> _Work to do_
Copy the listing below word for word, but leave out the pictures.

> _Information provided_

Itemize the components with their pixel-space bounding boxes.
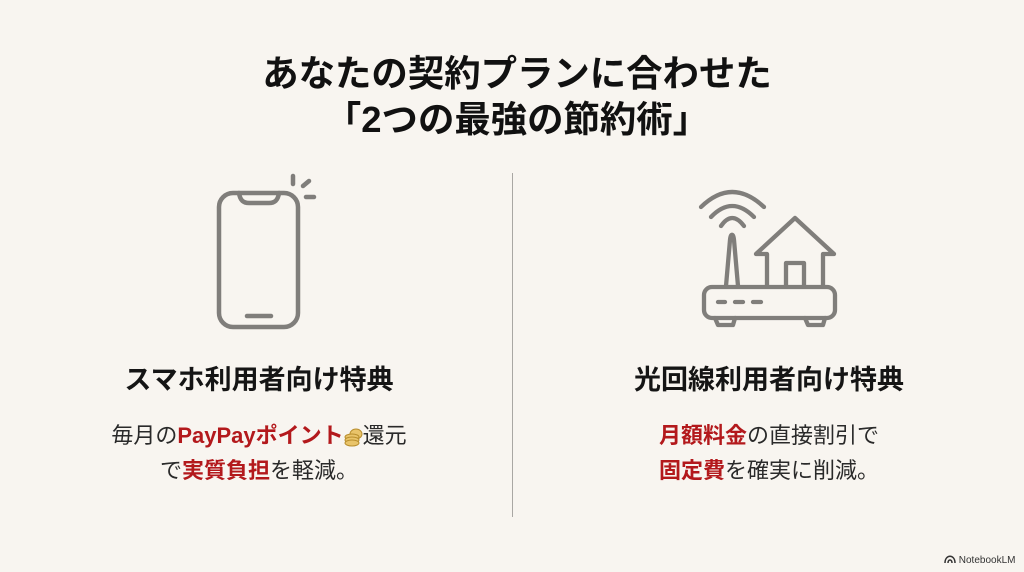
heading: fiber users: 光回線利用者向け特典 xyxy=(634,365,904,395)
text: fiber benefit xyxy=(659,423,879,483)
title: あなたの契約プランに合わせた xyxy=(262,53,772,94)
text: fiber benefit: 月額料金の直接割引で xyxy=(659,423,879,448)
logo: NotebookLM: NotebookLM xyxy=(959,555,1015,566)
heading: smartphone users: スマホ利用者向け特典 xyxy=(124,365,394,395)
icon: router and house xyxy=(698,190,838,328)
text: smartphone benefit: 毎月のPayPayポイント 還元 xyxy=(111,423,407,448)
center divider xyxy=(512,173,513,517)
text: smartphone benefit: で実質負担を軽減。 xyxy=(160,458,358,483)
text: fiber benefit: 固定費を確実に削減。 xyxy=(659,458,879,483)
title: 「2つの最強の節約術」 xyxy=(325,99,709,140)
icon: smartphone xyxy=(216,174,316,330)
title xyxy=(262,53,772,140)
text: smartphone benefit xyxy=(111,423,407,483)
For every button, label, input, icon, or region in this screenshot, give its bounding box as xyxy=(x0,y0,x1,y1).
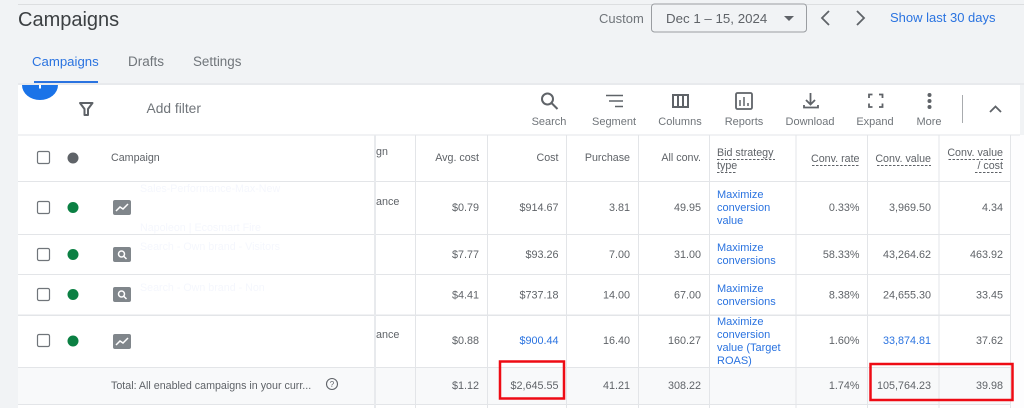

> _Solution to this problem_
Itemize the components with their pixel-space bounding boxes.
heading: fiber users: 光回線利用者向け特典 xyxy=(634,365,904,395)
text: fiber benefit xyxy=(659,423,879,483)
title: あなたの契約プランに合わせた xyxy=(262,53,772,94)
text: fiber benefit: 月額料金の直接割引で xyxy=(659,423,879,448)
logo: NotebookLM: NotebookLM xyxy=(959,555,1015,566)
heading: smartphone users: スマホ利用者向け特典 xyxy=(124,365,394,395)
icon: router and house xyxy=(698,190,838,328)
text: smartphone benefit: 毎月のPayPayポイント 還元 xyxy=(111,423,407,448)
center divider xyxy=(512,173,513,517)
text: smartphone benefit: で実質負担を軽減。 xyxy=(160,458,358,483)
text: fiber benefit: 固定費を確実に削減。 xyxy=(659,458,879,483)
title: 「2つの最強の節約術」 xyxy=(325,99,709,140)
icon: smartphone xyxy=(216,174,316,330)
title xyxy=(262,53,772,140)
text: smartphone benefit xyxy=(111,423,407,483)
For every button, label, input, icon, or region in this screenshot, give its bounding box as xyxy=(x0,y0,x1,y1).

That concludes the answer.